--- START THE INPUT ---

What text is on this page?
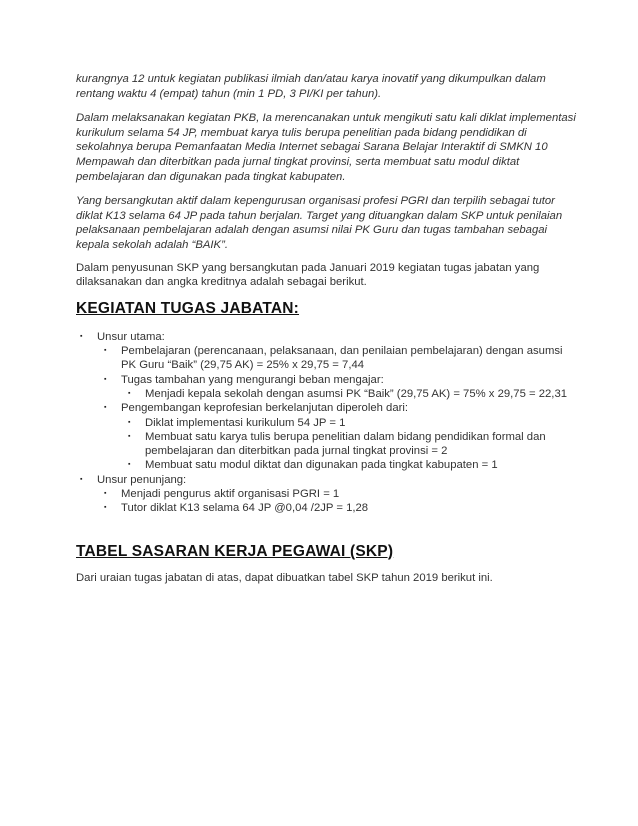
kurangnya 12 untuk kegiatan publikasi ilmiah dan/atau karya inovatif yang dikumpulkan dalam rentang waktu 4 (empat) tahun (min 1 PD, 3 PI/KI per tahun).

Dalam melaksanakan kegiatan PKB, Ia merencanakan untuk mengikuti satu kali diklat implementasi kurikulum selama 54 JP, membuat karya tulis berupa penelitian pada bidang pendidikan di sekolahnya berupa Pemanfaatan Media Internet sebagai Sarana Belajar Interaktif di SMKN 10 Mempawah dan diterbitkan pada jurnal tingkat provinsi, serta membuat satu modul diktat pembelajaran dan digunakan pada tingkat kabupaten.

Yang bersangkutan aktif dalam kepengurusan organisasi profesi PGRI dan terpilih sebagai tutor diklat K13 selama 64 JP pada tahun berjalan. Target yang dituangkan dalam SKP untuk penilaian pelaksanaan pembelajaran adalah dengan asumsi nilai PK Guru dan tugas tambahan sebagai kepala sekolah adalah “BAIK”.

Dalam penyusunan SKP yang bersangkutan pada Januari 2019 kegiatan tugas jabatan yang dilaksanakan dan angka kreditnya adalah sebagai berikut.

KEGIATAN TUGAS JABATAN:
▪ Unsur utama:
▪ Pembelajaran (perencanaan, pelaksanaan, dan penilaian pembelajaran) dengan asumsi PK Guru “Baik” (29,75 AK) = 25% x 29,75 = 7,44
▪ Tugas tambahan yang mengurangi beban mengajar:
▪ Menjadi kepala sekolah dengan asumsi PK “Baik” (29,75 AK) = 75% x 29,75 = 22,31
▪ Pengembangan keprofesian berkelanjutan diperoleh dari:
▪ Diklat implementasi kurikulum 54 JP = 1
▪ Membuat satu karya tulis berupa penelitian dalam bidang pendidikan formal dan pembelajaran dan diterbitkan pada jurnal tingkat provinsi = 2
▪ Membuat satu modul diktat dan digunakan pada tingkat kabupaten = 1
▪ Unsur penunjang:
▪ Menjadi pengurus aktif organisasi PGRI = 1
▪ Tutor diklat K13 selama 64 JP @0,04 /2JP = 1,28
TABEL SASARAN KERJA PEGAWAI (SKP)

Dari uraian tugas jabatan di atas, dapat dibuatkan tabel SKP tahun 2019 berikut ini.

--- END THE INPUT ---

* EXERCISE INSTRUCTIONS: Pictures in the records above are left out; print everything else exactly as written.

* EXERCISE RESPONSE:
What text is on this page?
kurangnya 12 untuk kegiatan publikasi ilmiah dan/atau karya inovatif yang dikumpulkan dalam rentang waktu 4 (empat) tahun (min 1 PD, 3 PI/KI per tahun).

Dalam melaksanakan kegiatan PKB, Ia merencanakan untuk mengikuti satu kali diklat implementasi kurikulum selama 54 JP, membuat karya tulis berupa penelitian pada bidang pendidikan di sekolahnya berupa Pemanfaatan Media Internet sebagai Sarana Belajar Interaktif di SMKN 10 Mempawah dan diterbitkan pada jurnal tingkat provinsi, serta membuat satu modul diktat pembelajaran dan digunakan pada tingkat kabupaten.

Yang bersangkutan aktif dalam kepengurusan organisasi profesi PGRI dan terpilih sebagai tutor diklat K13 selama 64 JP pada tahun berjalan. Target yang dituangkan dalam SKP untuk penilaian pelaksanaan pembelajaran adalah dengan asumsi nilai PK Guru dan tugas tambahan sebagai kepala sekolah adalah “BAIK”.

Dalam penyusunan SKP yang bersangkutan pada Januari 2019 kegiatan tugas jabatan yang dilaksanakan dan angka kreditnya adalah sebagai berikut.

KEGIATAN TUGAS JABATAN:
▪ Unsur utama:
▪ Pembelajaran (perencanaan, pelaksanaan, dan penilaian pembelajaran) dengan asumsi PK Guru “Baik” (29,75 AK) = 25% x 29,75 = 7,44
▪ Tugas tambahan yang mengurangi beban mengajar:
▪ Menjadi kepala sekolah dengan asumsi PK “Baik” (29,75 AK) = 75% x 29,75 = 22,31
▪ Pengembangan keprofesian berkelanjutan diperoleh dari:
▪ Diklat implementasi kurikulum 54 JP = 1
▪ Membuat satu karya tulis berupa penelitian dalam bidang pendidikan formal dan pembelajaran dan diterbitkan pada jurnal tingkat provinsi = 2
▪ Membuat satu modul diktat dan digunakan pada tingkat kabupaten = 1
▪ Unsur penunjang:
▪ Menjadi pengurus aktif organisasi PGRI = 1
▪ Tutor diklat K13 selama 64 JP @0,04 /2JP = 1,28
TABEL SASARAN KERJA PEGAWAI (SKP)

Dari uraian tugas jabatan di atas, dapat dibuatkan tabel SKP tahun 2019 berikut ini.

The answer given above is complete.